Your objective
Gather each line of the records where "name" appears.

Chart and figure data
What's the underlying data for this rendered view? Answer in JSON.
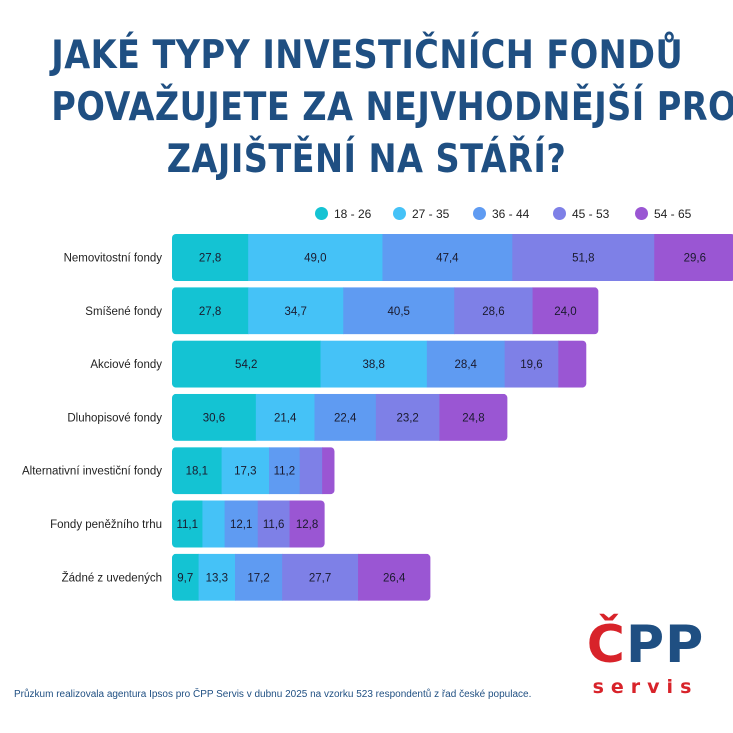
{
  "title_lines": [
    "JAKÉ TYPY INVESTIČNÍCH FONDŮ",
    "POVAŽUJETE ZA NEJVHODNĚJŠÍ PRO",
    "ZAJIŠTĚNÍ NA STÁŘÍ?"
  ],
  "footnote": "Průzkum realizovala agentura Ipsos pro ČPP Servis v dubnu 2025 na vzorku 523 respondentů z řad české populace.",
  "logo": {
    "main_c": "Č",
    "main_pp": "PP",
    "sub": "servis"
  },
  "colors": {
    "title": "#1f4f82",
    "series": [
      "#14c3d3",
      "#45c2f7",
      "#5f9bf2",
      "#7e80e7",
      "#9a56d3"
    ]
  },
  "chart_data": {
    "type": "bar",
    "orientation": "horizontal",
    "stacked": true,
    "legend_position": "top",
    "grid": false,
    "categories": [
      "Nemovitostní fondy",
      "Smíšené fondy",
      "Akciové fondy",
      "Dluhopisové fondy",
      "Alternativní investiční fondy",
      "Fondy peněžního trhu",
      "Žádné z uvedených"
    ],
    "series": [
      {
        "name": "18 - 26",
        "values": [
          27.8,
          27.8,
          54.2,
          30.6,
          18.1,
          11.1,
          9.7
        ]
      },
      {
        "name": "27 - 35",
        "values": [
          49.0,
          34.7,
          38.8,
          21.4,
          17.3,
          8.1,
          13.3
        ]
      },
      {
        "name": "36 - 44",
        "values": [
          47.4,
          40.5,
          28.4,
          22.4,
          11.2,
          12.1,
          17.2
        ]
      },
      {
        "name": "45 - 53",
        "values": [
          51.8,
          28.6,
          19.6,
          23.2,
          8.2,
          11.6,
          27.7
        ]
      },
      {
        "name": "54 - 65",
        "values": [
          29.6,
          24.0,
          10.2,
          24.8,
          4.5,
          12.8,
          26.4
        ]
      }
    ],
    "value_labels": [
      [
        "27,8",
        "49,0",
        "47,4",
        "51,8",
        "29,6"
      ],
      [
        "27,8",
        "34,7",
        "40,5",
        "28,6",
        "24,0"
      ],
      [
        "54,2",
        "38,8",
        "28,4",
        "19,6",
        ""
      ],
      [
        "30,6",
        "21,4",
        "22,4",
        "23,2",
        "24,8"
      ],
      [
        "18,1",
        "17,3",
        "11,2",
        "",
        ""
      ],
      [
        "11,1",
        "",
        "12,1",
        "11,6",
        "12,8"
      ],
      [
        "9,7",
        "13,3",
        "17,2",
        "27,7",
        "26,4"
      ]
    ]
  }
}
--
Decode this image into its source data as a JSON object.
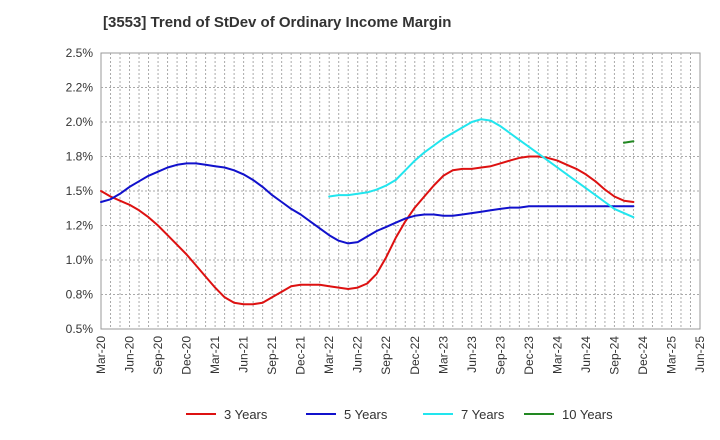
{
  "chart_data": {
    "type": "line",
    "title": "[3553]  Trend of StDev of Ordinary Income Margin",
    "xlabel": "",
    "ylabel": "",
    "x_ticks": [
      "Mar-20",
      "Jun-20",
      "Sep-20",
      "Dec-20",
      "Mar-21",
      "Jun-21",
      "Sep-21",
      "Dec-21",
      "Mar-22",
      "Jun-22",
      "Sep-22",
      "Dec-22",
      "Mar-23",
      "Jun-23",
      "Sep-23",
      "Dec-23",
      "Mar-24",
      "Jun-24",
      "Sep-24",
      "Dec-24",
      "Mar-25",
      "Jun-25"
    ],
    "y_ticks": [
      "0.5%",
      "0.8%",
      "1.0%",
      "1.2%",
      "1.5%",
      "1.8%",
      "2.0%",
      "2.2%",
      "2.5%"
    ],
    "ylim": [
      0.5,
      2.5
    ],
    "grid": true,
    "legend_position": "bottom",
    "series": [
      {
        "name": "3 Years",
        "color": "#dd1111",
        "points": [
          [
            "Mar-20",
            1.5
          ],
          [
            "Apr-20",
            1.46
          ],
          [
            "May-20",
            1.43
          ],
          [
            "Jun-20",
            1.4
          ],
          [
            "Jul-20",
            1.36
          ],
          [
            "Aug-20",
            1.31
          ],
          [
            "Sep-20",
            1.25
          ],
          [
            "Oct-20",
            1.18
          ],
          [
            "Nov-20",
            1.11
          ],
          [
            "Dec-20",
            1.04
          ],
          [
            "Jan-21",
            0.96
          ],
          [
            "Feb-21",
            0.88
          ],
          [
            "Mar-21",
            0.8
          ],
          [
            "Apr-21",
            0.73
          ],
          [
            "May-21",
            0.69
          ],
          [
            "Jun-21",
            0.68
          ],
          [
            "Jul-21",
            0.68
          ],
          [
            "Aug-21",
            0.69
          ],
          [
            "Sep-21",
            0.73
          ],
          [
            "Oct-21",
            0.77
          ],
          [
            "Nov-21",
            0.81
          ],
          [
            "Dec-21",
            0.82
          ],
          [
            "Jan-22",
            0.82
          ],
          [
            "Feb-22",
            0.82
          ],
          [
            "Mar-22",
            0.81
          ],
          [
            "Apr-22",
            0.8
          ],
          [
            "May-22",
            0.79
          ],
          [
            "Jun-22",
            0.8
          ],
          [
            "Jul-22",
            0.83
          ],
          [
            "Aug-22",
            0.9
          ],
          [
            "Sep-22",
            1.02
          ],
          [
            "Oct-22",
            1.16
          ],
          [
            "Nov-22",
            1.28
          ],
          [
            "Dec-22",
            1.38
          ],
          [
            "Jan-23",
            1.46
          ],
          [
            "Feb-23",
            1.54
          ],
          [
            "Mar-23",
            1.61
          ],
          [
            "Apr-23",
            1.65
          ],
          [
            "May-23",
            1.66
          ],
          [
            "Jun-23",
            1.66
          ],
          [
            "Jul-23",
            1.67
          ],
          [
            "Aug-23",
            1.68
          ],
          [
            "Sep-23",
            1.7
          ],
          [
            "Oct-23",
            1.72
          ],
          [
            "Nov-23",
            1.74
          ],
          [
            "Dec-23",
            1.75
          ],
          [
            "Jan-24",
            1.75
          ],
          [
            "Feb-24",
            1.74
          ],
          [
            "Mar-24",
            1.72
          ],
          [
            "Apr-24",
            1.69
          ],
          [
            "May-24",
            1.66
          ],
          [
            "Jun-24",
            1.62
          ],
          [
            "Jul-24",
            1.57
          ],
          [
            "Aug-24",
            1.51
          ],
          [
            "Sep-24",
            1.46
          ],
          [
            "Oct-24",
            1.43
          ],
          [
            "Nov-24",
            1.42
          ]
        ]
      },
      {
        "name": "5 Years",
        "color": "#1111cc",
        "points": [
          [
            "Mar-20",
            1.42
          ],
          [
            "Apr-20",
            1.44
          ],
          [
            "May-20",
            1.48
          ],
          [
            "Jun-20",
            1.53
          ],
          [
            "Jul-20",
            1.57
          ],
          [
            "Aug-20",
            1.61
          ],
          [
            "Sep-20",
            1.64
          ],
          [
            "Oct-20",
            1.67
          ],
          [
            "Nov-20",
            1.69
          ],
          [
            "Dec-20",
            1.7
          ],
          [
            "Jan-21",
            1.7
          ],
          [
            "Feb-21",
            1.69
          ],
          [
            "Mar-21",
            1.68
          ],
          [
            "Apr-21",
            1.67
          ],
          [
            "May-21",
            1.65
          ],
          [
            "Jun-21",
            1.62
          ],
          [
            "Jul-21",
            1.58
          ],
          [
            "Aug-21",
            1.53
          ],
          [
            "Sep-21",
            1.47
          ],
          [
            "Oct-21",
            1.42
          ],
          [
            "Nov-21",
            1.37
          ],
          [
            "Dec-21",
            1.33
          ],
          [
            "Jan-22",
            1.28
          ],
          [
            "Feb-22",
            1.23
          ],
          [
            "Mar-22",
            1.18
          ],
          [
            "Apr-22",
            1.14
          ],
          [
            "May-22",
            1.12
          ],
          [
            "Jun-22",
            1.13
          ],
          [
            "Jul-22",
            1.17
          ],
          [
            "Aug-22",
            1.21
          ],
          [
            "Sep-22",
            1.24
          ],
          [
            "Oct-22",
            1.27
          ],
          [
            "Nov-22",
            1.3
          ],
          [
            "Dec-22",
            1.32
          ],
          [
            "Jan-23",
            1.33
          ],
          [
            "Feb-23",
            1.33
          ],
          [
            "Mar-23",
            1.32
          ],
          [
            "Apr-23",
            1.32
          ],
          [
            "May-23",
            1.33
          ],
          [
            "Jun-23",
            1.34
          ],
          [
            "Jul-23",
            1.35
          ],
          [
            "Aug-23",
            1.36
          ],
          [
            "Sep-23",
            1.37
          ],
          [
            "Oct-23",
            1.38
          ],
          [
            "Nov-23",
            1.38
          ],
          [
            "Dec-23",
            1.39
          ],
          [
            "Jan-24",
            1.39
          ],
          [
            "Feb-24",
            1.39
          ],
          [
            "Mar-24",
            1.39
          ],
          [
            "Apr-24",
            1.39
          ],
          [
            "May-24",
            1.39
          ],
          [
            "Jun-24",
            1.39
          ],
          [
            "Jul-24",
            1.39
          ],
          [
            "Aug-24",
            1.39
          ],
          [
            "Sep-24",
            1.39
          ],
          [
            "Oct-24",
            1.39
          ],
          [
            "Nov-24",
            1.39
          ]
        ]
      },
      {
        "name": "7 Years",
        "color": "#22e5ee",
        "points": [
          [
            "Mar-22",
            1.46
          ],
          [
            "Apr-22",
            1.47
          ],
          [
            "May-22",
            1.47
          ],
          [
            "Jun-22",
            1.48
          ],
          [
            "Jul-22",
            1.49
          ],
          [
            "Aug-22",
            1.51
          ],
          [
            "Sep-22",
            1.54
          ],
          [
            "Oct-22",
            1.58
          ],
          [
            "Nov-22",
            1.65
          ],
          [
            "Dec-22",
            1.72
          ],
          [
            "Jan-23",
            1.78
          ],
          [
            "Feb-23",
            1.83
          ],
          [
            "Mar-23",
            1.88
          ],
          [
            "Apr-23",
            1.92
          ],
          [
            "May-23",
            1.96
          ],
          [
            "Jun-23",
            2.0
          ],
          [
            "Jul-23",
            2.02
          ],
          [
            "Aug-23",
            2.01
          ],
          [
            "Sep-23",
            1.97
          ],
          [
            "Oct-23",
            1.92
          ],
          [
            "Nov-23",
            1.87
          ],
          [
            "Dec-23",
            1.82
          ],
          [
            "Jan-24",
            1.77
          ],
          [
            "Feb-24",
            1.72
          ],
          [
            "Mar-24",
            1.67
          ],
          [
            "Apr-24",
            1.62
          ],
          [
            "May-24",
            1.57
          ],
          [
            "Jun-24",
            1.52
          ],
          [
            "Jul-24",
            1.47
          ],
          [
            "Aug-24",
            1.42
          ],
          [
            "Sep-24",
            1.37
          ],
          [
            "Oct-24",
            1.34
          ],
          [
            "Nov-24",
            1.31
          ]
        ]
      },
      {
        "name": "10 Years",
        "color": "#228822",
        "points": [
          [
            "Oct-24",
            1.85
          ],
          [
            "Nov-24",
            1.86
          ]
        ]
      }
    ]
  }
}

Result for this exercise
        "name": "18 - 26",
        "name": "27 - 35",
        "name": "36 - 44",
        "name": "45 - 53",
        "name": "54 - 65",
        "name": "3 Years",
        "name": "5 Years",
        "name": "7 Years",
        "name": "10 Years",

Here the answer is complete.